Dataset entries:
---*---
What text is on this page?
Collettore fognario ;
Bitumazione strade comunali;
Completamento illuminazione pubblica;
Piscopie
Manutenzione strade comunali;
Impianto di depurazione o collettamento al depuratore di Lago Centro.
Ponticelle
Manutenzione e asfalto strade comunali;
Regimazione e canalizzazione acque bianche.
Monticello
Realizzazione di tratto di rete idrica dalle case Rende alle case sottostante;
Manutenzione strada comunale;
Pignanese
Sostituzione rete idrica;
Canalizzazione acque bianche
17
---*---
# Given task:
Copy out the whole listing exactly; please set it all down.

# Solution to the exercise:
What text is on this page?
Collettore fognario ;
Bitumazione strade comunali;
Completamento illuminazione pubblica;
Piscopie
Manutenzione strade comunali;
Impianto di depurazione o collettamento al depuratore di Lago Centro.
Ponticelle
Manutenzione e asfalto strade comunali;
Regimazione e canalizzazione acque bianche.
Monticello
Realizzazione di tratto di rete idrica dalle case Rende alle case sottostante;
Manutenzione strada comunale;
Pignanese
Sostituzione rete idrica;
Canalizzazione acque bianche
17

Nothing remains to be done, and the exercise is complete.